Print out each entry below exactly, please.

· · · ·

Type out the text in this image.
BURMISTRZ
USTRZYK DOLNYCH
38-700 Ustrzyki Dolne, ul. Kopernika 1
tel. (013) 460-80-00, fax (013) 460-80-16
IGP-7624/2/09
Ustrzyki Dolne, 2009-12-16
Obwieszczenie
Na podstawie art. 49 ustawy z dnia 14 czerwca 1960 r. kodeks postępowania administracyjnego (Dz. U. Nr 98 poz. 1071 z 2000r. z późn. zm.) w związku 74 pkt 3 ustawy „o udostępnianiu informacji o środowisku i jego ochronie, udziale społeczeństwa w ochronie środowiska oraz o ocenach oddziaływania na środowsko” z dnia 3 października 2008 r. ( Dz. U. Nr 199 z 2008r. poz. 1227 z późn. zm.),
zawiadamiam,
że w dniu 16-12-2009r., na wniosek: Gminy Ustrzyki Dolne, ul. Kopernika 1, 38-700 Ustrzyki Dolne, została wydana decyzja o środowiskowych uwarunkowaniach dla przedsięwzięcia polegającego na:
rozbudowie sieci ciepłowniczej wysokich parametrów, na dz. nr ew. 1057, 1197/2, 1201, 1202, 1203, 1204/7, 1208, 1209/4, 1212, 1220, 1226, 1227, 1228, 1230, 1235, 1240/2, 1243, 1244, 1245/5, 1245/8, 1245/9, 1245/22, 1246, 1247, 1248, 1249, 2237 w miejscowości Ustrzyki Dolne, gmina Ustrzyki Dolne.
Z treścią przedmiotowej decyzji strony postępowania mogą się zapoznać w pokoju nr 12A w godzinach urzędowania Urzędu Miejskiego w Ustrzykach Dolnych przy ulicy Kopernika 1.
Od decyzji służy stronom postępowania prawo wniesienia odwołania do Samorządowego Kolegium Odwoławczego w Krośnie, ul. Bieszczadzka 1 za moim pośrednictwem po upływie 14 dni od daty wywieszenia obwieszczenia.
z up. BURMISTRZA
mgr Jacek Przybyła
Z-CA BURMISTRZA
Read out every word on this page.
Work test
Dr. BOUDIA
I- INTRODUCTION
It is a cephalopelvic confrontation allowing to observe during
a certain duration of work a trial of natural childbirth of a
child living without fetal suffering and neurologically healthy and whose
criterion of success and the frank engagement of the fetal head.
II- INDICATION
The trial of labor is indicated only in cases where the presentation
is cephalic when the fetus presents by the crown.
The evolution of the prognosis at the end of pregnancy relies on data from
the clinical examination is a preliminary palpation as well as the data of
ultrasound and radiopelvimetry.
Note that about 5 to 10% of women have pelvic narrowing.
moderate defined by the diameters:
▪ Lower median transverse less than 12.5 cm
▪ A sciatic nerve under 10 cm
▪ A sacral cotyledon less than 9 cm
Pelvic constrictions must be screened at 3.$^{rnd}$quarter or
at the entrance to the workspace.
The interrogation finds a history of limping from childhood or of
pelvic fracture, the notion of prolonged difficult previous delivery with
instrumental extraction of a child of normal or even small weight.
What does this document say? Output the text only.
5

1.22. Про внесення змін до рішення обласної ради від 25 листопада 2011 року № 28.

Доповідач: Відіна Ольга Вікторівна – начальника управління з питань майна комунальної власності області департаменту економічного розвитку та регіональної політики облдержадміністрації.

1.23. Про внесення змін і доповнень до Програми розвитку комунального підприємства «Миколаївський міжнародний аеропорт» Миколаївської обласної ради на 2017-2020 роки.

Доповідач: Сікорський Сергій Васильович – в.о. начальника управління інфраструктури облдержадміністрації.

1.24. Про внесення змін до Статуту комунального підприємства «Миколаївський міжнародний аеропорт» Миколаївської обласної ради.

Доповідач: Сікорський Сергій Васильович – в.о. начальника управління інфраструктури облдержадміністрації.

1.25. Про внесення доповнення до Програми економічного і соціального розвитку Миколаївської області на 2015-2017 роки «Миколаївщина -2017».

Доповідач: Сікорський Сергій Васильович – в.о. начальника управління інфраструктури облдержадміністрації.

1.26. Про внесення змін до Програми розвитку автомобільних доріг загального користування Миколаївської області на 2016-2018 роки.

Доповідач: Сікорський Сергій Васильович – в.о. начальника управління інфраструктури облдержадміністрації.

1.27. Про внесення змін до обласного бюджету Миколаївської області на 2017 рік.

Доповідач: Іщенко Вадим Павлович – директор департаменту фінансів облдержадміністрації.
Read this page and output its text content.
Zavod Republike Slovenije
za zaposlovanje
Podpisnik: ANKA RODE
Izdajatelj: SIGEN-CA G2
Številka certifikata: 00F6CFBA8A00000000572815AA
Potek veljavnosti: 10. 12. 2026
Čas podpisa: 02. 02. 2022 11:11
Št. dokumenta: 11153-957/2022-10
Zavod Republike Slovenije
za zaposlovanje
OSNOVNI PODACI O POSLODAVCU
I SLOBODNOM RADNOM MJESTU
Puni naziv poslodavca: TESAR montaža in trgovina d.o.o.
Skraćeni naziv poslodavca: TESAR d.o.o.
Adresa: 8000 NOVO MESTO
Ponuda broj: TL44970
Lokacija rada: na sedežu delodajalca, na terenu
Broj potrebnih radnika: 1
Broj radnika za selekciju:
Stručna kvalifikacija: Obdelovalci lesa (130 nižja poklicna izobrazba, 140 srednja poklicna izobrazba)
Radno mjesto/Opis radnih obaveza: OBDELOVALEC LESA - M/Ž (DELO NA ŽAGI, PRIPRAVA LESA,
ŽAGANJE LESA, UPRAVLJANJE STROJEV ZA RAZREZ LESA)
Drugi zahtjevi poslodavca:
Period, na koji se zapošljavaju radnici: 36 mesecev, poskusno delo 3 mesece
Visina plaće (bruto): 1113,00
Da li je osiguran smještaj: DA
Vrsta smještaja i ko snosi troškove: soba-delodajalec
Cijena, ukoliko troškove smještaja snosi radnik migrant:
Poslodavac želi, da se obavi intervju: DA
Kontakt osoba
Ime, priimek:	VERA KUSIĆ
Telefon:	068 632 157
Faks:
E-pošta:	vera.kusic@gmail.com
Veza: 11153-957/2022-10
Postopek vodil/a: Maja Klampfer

· · · ·

**EXERCISE RESPONSE**
Type out the text in this image.
BURMISTRZ
USTRZYK DOLNYCH
38-700 Ustrzyki Dolne, ul. Kopernika 1
tel. (013) 460-80-00, fax (013) 460-80-16
IGP-7624/2/09
Ustrzyki Dolne, 2009-12-16
Obwieszczenie
Na podstawie art. 49 ustawy z dnia 14 czerwca 1960 r. kodeks postępowania administracyjnego (Dz. U. Nr 98 poz. 1071 z 2000r. z późn. zm.) w związku 74 pkt 3 ustawy „o udostępnianiu informacji o środowisku i jego ochronie, udziale społeczeństwa w ochronie środowiska oraz o ocenach oddziaływania na środowsko” z dnia 3 października 2008 r. ( Dz. U. Nr 199 z 2008r. poz. 1227 z późn. zm.),
zawiadamiam,
że w dniu 16-12-2009r., na wniosek: Gminy Ustrzyki Dolne, ul. Kopernika 1, 38-700 Ustrzyki Dolne, została wydana decyzja o środowiskowych uwarunkowaniach dla przedsięwzięcia polegającego na:
rozbudowie sieci ciepłowniczej wysokich parametrów, na dz. nr ew. 1057, 1197/2, 1201, 1202, 1203, 1204/7, 1208, 1209/4, 1212, 1220, 1226, 1227, 1228, 1230, 1235, 1240/2, 1243, 1244, 1245/5, 1245/8, 1245/9, 1245/22, 1246, 1247, 1248, 1249, 2237 w miejscowości Ustrzyki Dolne, gmina Ustrzyki Dolne.
Z treścią przedmiotowej decyzji strony postępowania mogą się zapoznać w pokoju nr 12A w godzinach urzędowania Urzędu Miejskiego w Ustrzykach Dolnych przy ulicy Kopernika 1.
Od decyzji służy stronom postępowania prawo wniesienia odwołania do Samorządowego Kolegium Odwoławczego w Krośnie, ul. Bieszczadzka 1 za moim pośrednictwem po upływie 14 dni od daty wywieszenia obwieszczenia.
z up. BURMISTRZA
mgr Jacek Przybyła
Z-CA BURMISTRZA
Read out every word on this page.
Work test
Dr. BOUDIA
I- INTRODUCTION
It is a cephalopelvic confrontation allowing to observe during
a certain duration of work a trial of natural childbirth of a
child living without fetal suffering and neurologically healthy and whose
criterion of success and the frank engagement of the fetal head.
II- INDICATION
The trial of labor is indicated only in cases where the presentation
is cephalic when the fetus presents by the crown.
The evolution of the prognosis at the end of pregnancy relies on data from
the clinical examination is a preliminary palpation as well as the data of
ultrasound and radiopelvimetry.
Note that about 5 to 10% of women have pelvic narrowing.
moderate defined by the diameters:
▪ Lower median transverse less than 12.5 cm
▪ A sciatic nerve under 10 cm
▪ A sacral cotyledon less than 9 cm
Pelvic constrictions must be screened at 3.$^{rnd}$quarter or
at the entrance to the workspace.
The interrogation finds a history of limping from childhood or of
pelvic fracture, the notion of prolonged difficult previous delivery with
instrumental extraction of a child of normal or even small weight.
What does this document say? Output the text only.
5

1.22. Про внесення змін до рішення обласної ради від 25 листопада 2011 року № 28.

Доповідач: Відіна Ольга Вікторівна – начальника управління з питань майна комунальної власності області департаменту економічного розвитку та регіональної політики облдержадміністрації.

1.23. Про внесення змін і доповнень до Програми розвитку комунального підприємства «Миколаївський міжнародний аеропорт» Миколаївської обласної ради на 2017-2020 роки.

Доповідач: Сікорський Сергій Васильович – в.о. начальника управління інфраструктури облдержадміністрації.

1.24. Про внесення змін до Статуту комунального підприємства «Миколаївський міжнародний аеропорт» Миколаївської обласної ради.

Доповідач: Сікорський Сергій Васильович – в.о. начальника управління інфраструктури облдержадміністрації.

1.25. Про внесення доповнення до Програми економічного і соціального розвитку Миколаївської області на 2015-2017 роки «Миколаївщина -2017».

Доповідач: Сікорський Сергій Васильович – в.о. начальника управління інфраструктури облдержадміністрації.

1.26. Про внесення змін до Програми розвитку автомобільних доріг загального користування Миколаївської області на 2016-2018 роки.

Доповідач: Сікорський Сергій Васильович – в.о. начальника управління інфраструктури облдержадміністрації.

1.27. Про внесення змін до обласного бюджету Миколаївської області на 2017 рік.

Доповідач: Іщенко Вадим Павлович – директор департаменту фінансів облдержадміністрації.
Read this page and output its text content.
Zavod Republike Slovenije
za zaposlovanje
Podpisnik: ANKA RODE
Izdajatelj: SIGEN-CA G2
Številka certifikata: 00F6CFBA8A00000000572815AA
Potek veljavnosti: 10. 12. 2026
Čas podpisa: 02. 02. 2022 11:11
Št. dokumenta: 11153-957/2022-10
Zavod Republike Slovenije
za zaposlovanje
OSNOVNI PODACI O POSLODAVCU
I SLOBODNOM RADNOM MJESTU
Puni naziv poslodavca: TESAR montaža in trgovina d.o.o.
Skraćeni naziv poslodavca: TESAR d.o.o.
Adresa: 8000 NOVO MESTO
Ponuda broj: TL44970
Lokacija rada: na sedežu delodajalca, na terenu
Broj potrebnih radnika: 1
Broj radnika za selekciju:
Stručna kvalifikacija: Obdelovalci lesa (130 nižja poklicna izobrazba, 140 srednja poklicna izobrazba)
Radno mjesto/Opis radnih obaveza: OBDELOVALEC LESA - M/Ž (DELO NA ŽAGI, PRIPRAVA LESA,
ŽAGANJE LESA, UPRAVLJANJE STROJEV ZA RAZREZ LESA)
Drugi zahtjevi poslodavca:
Period, na koji se zapošljavaju radnici: 36 mesecev, poskusno delo 3 mesece
Visina plaće (bruto): 1113,00
Da li je osiguran smještaj: DA
Vrsta smještaja i ko snosi troškove: soba-delodajalec
Cijena, ukoliko troškove smještaja snosi radnik migrant:
Poslodavac želi, da se obavi intervju: DA
Kontakt osoba
Ime, priimek:	VERA KUSIĆ
Telefon:	068 632 157
Faks:
E-pošta:	vera.kusic@gmail.com
Veza: 11153-957/2022-10
Postopek vodil/a: Maja Klampfer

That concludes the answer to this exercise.